• [What to do]
Locate every line below that contains the word "澳大利亚" and copy it.

• [Supplied records]
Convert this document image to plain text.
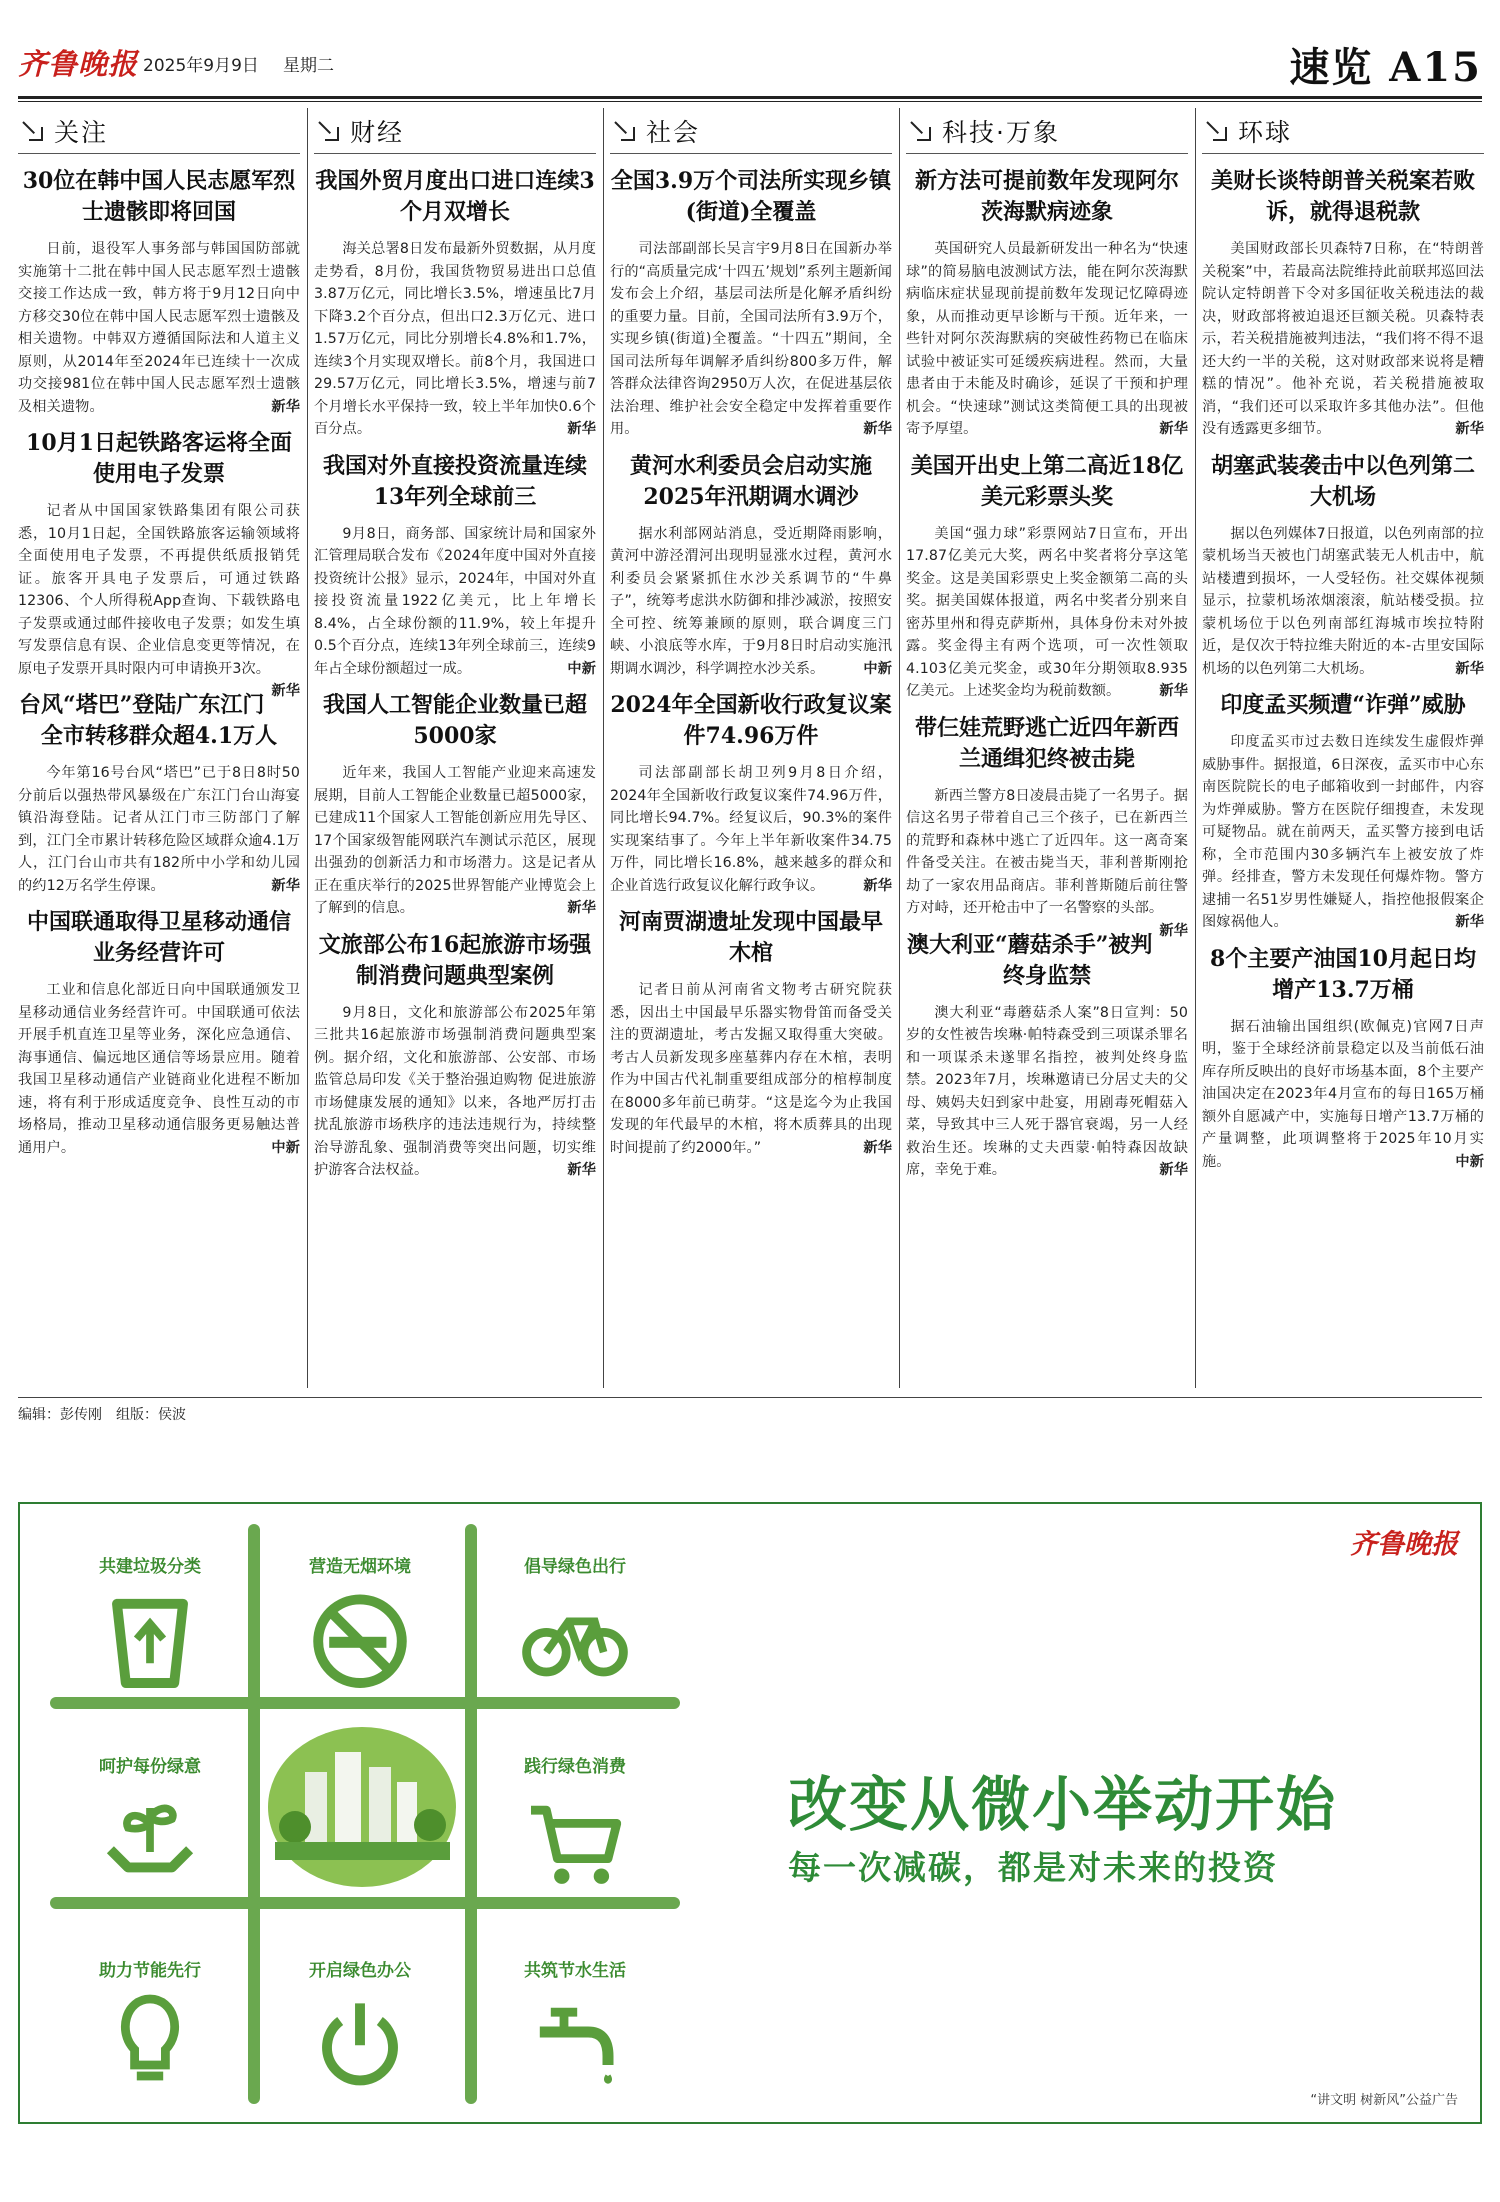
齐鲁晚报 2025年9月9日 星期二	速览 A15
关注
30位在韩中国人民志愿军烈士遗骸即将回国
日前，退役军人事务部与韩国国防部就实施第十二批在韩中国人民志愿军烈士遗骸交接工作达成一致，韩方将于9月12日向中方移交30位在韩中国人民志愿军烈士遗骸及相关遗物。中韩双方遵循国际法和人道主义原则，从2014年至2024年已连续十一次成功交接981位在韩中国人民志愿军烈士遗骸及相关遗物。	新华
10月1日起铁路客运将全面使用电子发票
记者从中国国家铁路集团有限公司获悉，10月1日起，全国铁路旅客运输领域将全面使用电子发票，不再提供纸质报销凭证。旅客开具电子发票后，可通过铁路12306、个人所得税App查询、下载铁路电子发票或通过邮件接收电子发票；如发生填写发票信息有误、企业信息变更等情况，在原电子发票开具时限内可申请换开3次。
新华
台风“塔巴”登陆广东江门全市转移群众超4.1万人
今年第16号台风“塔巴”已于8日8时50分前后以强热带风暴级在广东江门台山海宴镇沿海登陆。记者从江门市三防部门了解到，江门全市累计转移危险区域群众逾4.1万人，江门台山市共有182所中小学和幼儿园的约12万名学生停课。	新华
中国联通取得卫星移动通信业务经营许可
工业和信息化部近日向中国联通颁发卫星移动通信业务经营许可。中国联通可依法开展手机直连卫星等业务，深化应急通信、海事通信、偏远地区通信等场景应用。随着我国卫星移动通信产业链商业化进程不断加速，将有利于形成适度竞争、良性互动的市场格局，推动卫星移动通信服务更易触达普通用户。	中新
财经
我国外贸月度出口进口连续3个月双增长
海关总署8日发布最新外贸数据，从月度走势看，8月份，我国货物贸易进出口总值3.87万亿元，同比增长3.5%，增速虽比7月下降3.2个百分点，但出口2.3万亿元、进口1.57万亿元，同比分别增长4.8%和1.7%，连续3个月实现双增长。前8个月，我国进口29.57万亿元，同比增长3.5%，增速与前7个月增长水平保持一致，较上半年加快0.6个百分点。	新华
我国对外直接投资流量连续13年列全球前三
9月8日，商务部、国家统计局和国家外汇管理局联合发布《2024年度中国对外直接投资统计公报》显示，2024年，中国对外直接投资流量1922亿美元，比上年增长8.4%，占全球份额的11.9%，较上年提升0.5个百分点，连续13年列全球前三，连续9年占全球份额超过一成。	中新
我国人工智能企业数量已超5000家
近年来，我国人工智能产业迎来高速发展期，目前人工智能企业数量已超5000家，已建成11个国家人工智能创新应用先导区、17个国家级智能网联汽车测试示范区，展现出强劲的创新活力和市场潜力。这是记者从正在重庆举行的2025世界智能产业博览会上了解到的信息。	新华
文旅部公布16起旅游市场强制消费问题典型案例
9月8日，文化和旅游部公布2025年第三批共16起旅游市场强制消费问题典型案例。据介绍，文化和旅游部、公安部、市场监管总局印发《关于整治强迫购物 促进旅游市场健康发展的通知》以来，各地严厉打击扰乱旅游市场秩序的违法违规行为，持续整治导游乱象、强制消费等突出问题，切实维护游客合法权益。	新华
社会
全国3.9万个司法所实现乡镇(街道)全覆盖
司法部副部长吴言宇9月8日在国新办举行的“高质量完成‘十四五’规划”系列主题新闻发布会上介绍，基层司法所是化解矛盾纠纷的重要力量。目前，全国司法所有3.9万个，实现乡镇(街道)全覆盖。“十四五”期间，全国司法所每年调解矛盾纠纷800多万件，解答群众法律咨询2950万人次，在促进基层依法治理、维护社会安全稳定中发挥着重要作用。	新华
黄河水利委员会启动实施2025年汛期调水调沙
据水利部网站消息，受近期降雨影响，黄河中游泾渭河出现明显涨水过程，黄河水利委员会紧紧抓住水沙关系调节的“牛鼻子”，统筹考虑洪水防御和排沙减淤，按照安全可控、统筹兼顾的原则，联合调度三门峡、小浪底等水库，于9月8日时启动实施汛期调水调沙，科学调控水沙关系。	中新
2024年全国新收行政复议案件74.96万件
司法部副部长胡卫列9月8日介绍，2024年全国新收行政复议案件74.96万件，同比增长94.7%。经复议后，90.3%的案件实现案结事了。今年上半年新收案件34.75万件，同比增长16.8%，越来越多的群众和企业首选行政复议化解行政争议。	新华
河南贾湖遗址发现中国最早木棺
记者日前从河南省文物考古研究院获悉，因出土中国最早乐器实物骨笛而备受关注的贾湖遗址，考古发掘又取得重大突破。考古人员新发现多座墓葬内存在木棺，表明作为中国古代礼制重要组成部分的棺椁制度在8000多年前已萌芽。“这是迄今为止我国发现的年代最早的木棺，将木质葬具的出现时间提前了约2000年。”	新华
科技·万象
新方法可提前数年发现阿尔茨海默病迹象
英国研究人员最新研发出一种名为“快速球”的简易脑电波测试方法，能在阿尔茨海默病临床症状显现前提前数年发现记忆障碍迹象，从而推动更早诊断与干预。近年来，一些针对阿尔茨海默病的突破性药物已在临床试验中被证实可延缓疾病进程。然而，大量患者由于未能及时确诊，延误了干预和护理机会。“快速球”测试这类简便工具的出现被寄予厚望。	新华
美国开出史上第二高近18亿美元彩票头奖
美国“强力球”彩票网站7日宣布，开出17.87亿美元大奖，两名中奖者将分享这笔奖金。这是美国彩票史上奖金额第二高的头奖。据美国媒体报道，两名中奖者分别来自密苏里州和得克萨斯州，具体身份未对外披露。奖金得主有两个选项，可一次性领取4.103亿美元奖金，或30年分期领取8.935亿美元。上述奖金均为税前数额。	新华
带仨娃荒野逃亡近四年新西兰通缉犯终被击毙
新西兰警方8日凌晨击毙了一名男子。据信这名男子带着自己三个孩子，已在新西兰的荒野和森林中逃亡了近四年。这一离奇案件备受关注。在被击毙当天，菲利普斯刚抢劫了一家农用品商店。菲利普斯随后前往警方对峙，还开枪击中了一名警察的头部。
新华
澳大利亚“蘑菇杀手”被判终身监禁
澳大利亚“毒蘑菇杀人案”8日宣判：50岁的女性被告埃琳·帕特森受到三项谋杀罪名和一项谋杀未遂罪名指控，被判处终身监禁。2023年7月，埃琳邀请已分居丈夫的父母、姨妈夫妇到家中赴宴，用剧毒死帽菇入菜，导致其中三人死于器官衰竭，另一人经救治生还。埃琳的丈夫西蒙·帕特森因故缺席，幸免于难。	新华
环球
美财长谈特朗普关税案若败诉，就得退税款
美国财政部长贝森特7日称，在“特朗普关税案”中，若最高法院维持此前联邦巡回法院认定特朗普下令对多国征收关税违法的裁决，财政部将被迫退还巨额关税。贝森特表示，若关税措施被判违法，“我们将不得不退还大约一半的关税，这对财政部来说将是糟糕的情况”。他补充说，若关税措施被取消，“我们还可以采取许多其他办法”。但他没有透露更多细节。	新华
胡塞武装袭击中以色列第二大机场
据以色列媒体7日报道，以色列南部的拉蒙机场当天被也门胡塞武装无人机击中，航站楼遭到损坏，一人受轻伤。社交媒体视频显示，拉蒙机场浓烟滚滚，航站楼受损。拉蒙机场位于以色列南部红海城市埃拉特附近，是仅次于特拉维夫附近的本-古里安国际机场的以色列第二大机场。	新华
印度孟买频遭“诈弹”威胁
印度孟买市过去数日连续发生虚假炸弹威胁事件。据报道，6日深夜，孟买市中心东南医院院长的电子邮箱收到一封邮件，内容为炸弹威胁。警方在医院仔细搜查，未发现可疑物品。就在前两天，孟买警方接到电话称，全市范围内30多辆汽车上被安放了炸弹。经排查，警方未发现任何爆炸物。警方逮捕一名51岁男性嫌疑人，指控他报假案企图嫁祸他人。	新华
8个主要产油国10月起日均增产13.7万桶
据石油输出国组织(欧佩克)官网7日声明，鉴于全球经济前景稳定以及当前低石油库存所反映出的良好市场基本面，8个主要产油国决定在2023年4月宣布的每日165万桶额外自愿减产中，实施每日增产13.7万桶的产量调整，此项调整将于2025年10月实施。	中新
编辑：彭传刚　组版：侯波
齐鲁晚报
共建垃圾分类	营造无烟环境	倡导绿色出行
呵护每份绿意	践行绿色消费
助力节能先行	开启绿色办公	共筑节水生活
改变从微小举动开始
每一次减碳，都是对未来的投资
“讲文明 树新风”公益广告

• [Solution to the problem]
澳大利亚“蘑菇杀手”被判终身监禁
澳大利亚“毒蘑菇杀人案”8日宣判：50岁的女性被告埃琳·帕特森受到三项谋杀罪名和一项谋杀未遂罪名指控，被判处终身监禁。2023年7月，埃琳邀请已分居丈夫的父母、姨妈夫妇到家中赴宴，用剧毒死帽菇入菜，导致其中三人死于器官衰竭，另一人经救治生还。埃琳的丈夫西蒙·帕特森因故缺席，幸免于难。	新华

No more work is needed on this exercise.